## Task details
Show only lines that include "скрыть".

## Listed entries
-=-=-
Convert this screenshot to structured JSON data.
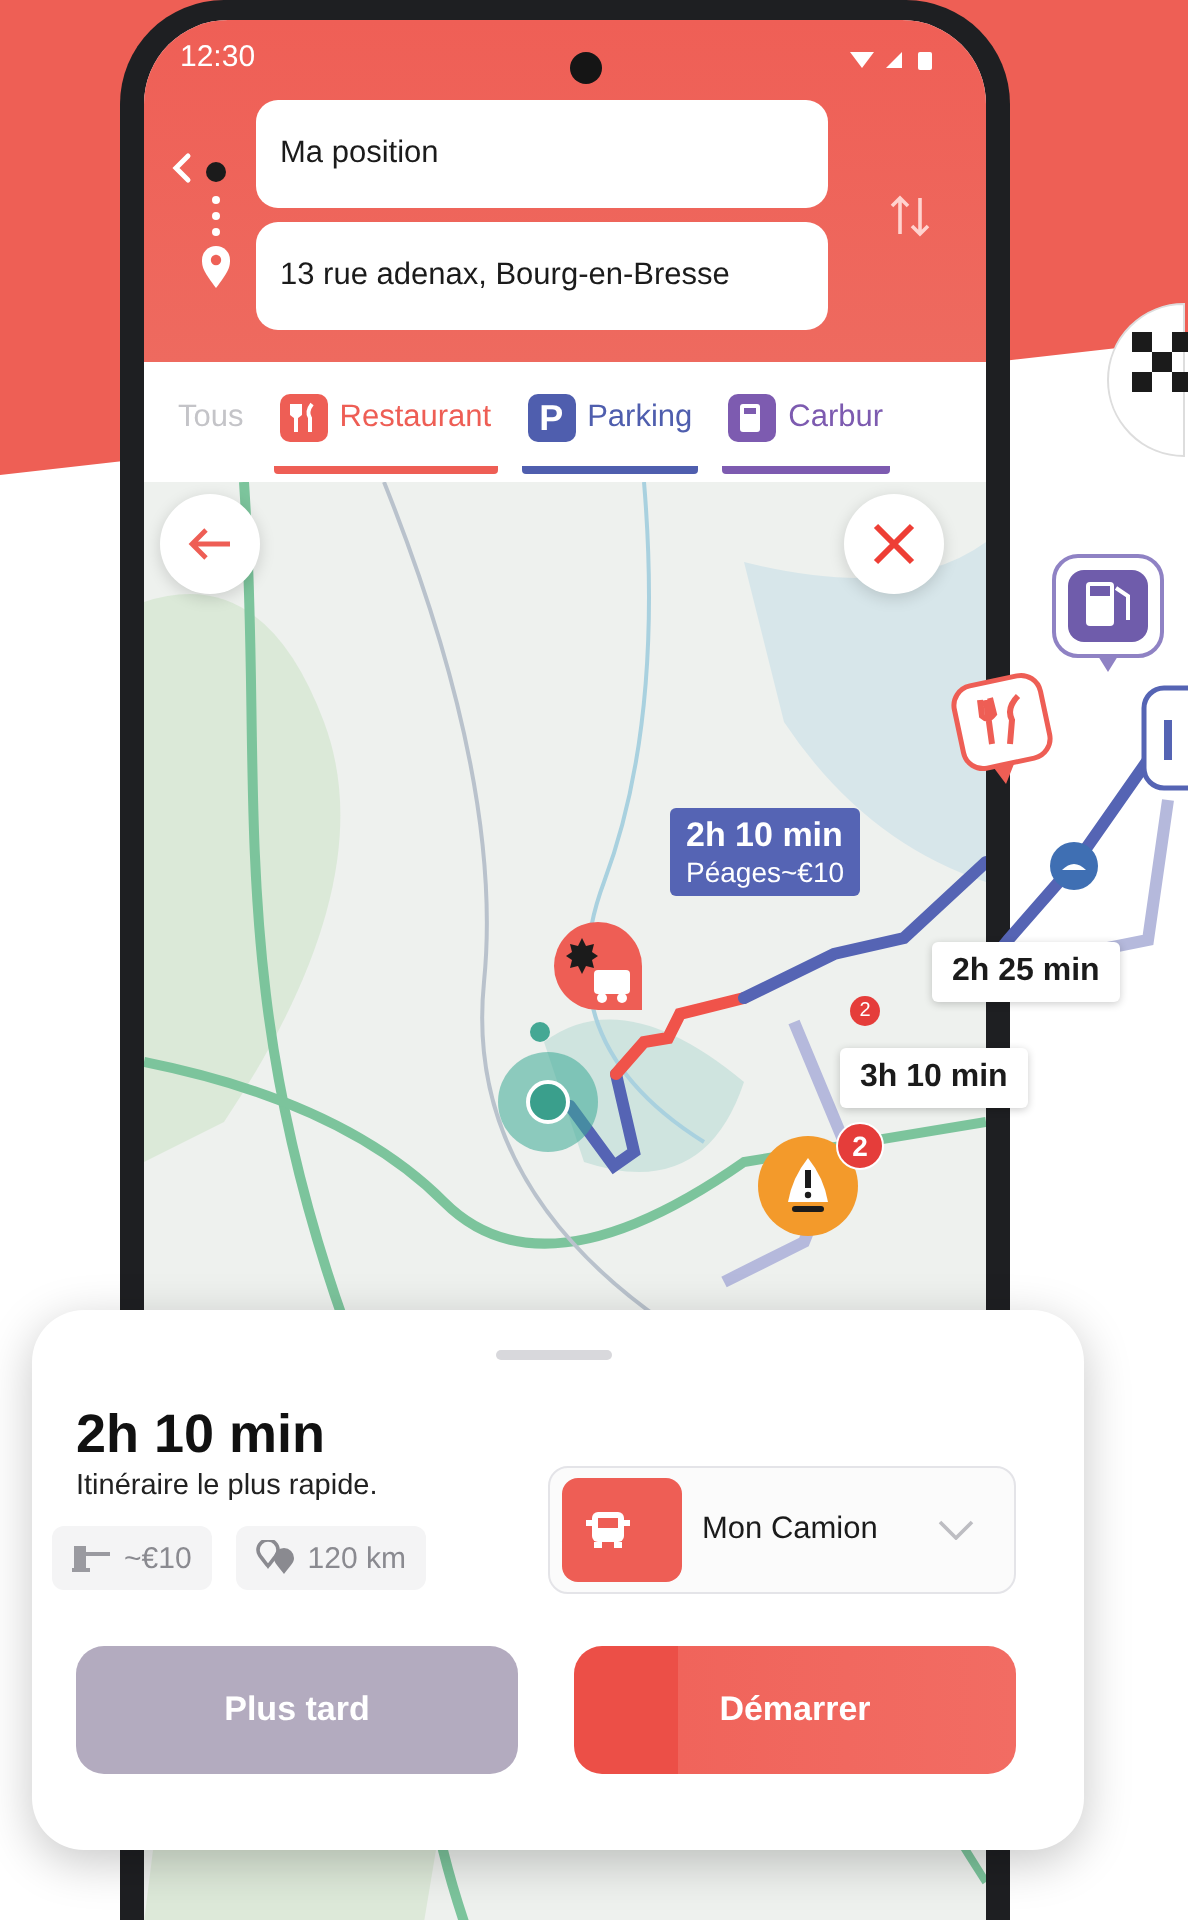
{
  "status_bar": {
    "time": "12:30"
  },
  "route": {
    "origin": {
      "value": "Ma position"
    },
    "destination": {
      "value": "13 rue adenax, Bourg-en-Bresse"
    }
  },
  "filters": [
    {
      "label": "Tous",
      "kind": "all",
      "selected": false,
      "color": "#c4c4c8"
    },
    {
      "label": "Restaurant",
      "kind": "restaurant",
      "selected": true,
      "color": "#ee5e55"
    },
    {
      "label": "Parking",
      "kind": "parking",
      "icon_text": "P",
      "selected": true,
      "color": "#4f5eae"
    },
    {
      "label": "Carbur",
      "kind": "fuel",
      "selected": true,
      "color": "#7d5bb0"
    }
  ],
  "map": {
    "route_label": {
      "duration": "2h 10 min",
      "tolls": "Péages~€10"
    },
    "incident_count": "2",
    "small_badge": "2",
    "alternatives": [
      {
        "duration": "2h 25 min"
      },
      {
        "duration": "3h 10 min"
      }
    ]
  },
  "summary": {
    "duration": "2h 10 min",
    "description": "Itinéraire le plus rapide.",
    "toll": "~€10",
    "distance": "120 km",
    "vehicle": "Mon Camion"
  },
  "buttons": [
    {
      "label": "Plus tard",
      "kind": "secondary"
    },
    {
      "label": "Démarrer",
      "kind": "primary"
    }
  ]
}
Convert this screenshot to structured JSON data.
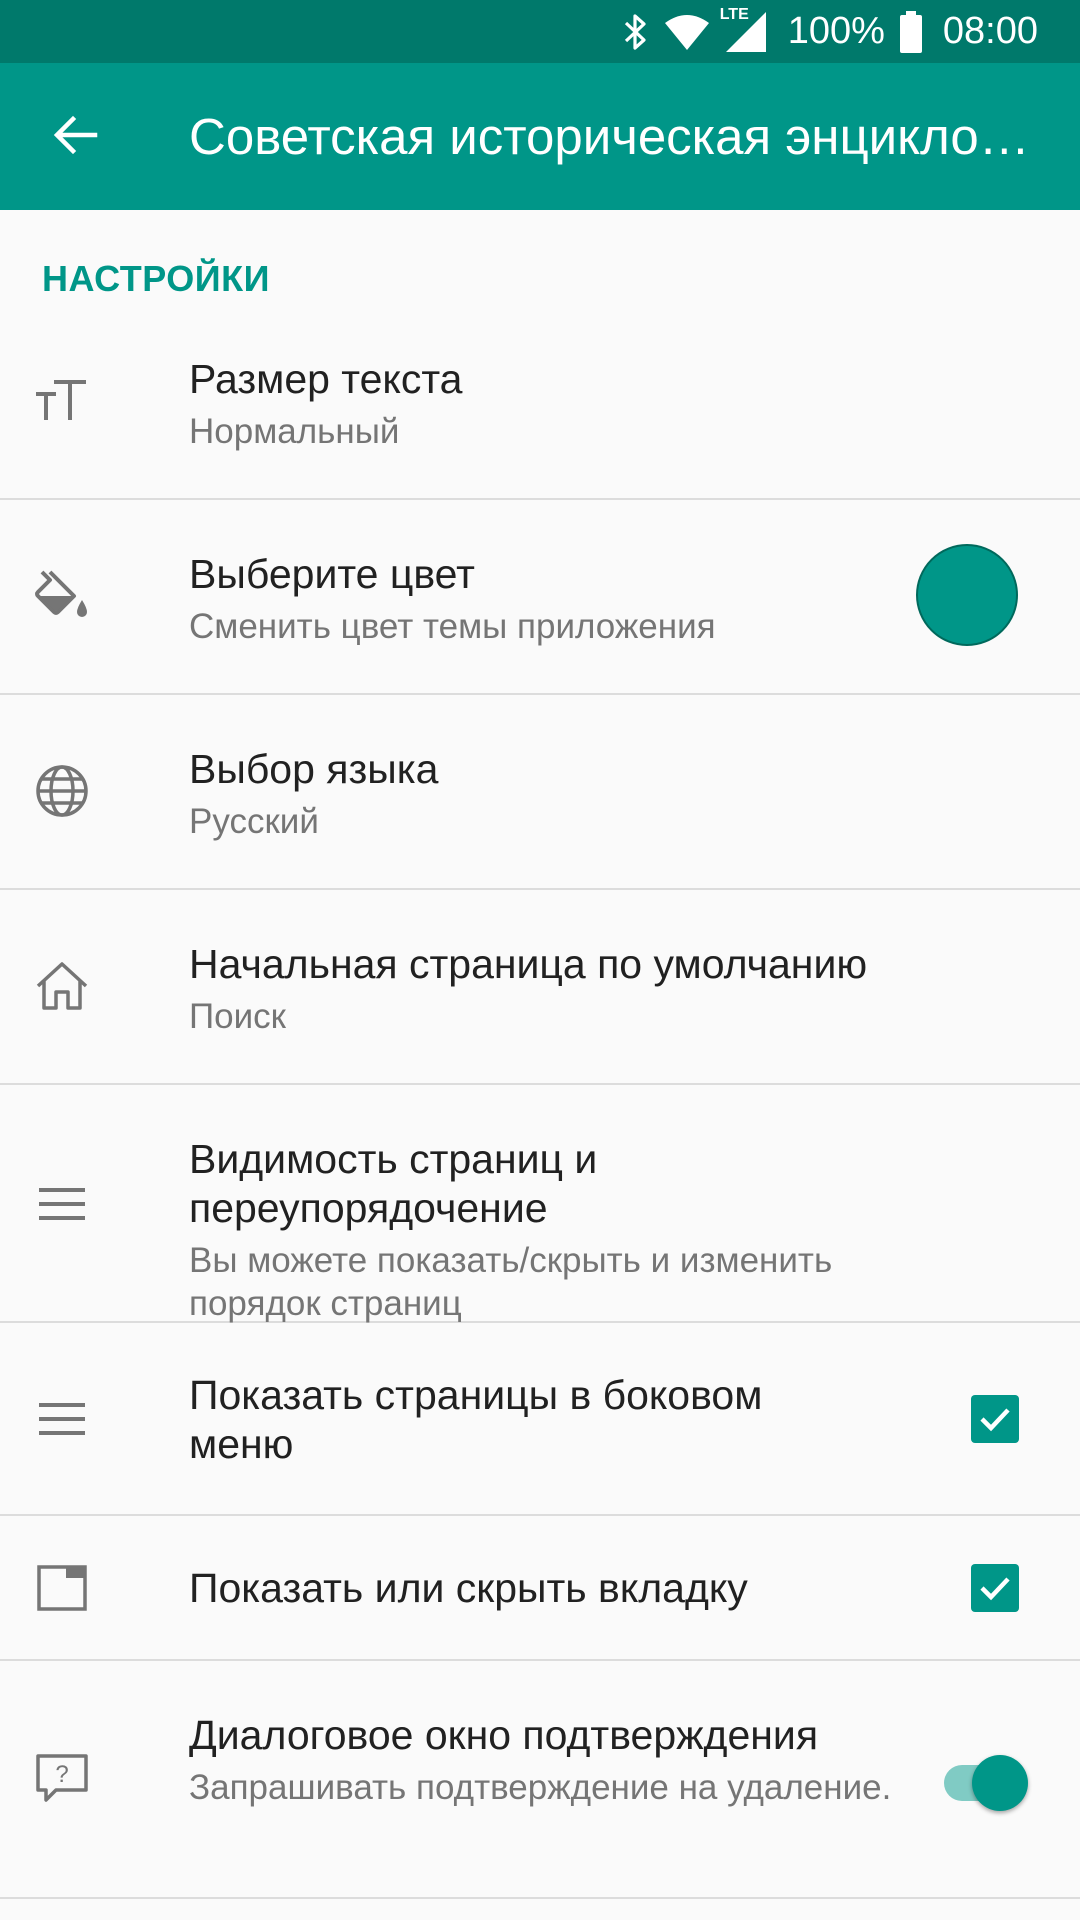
{
  "status_bar": {
    "network": "LTE",
    "battery": "100%",
    "time": "08:00"
  },
  "app_bar": {
    "title": "Советская историческая энциклопедия"
  },
  "settings": {
    "section_header": "НАСТРОЙКИ",
    "items": [
      {
        "title": "Размер текста",
        "summary": "Нормальный",
        "icon": "text-size-icon"
      },
      {
        "title": "Выберите цвет",
        "summary": "Сменить цвет темы приложения",
        "icon": "paint-bucket-icon",
        "value": "#009688"
      },
      {
        "title": "Выбор языка",
        "summary": "Русский",
        "icon": "globe-icon"
      },
      {
        "title": "Начальная страница по умолчанию",
        "summary": "Поиск",
        "icon": "home-icon"
      },
      {
        "title": "Видимость страниц и переупорядочение",
        "summary": "Вы можете показать/скрыть и изменить порядок страниц",
        "icon": "menu-icon"
      },
      {
        "title": "Показать страницы в боковом меню",
        "icon": "menu-icon",
        "checked": true
      },
      {
        "title": "Показать или скрыть вкладку",
        "icon": "tab-icon",
        "checked": true
      },
      {
        "title": "Диалоговое окно подтверждения",
        "summary": "Запрашивать подтверждение на удаление.",
        "icon": "help-dialog-icon",
        "enabled": true
      }
    ]
  },
  "colors": {
    "status_bar": "#00796b",
    "app_bar": "#009688",
    "accent": "#009688"
  }
}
-=-=-
## Written response
        "summary": "Вы можете показать/скрыть и изменить порядок страниц",
        "title": "Показать или скрыть вкладку",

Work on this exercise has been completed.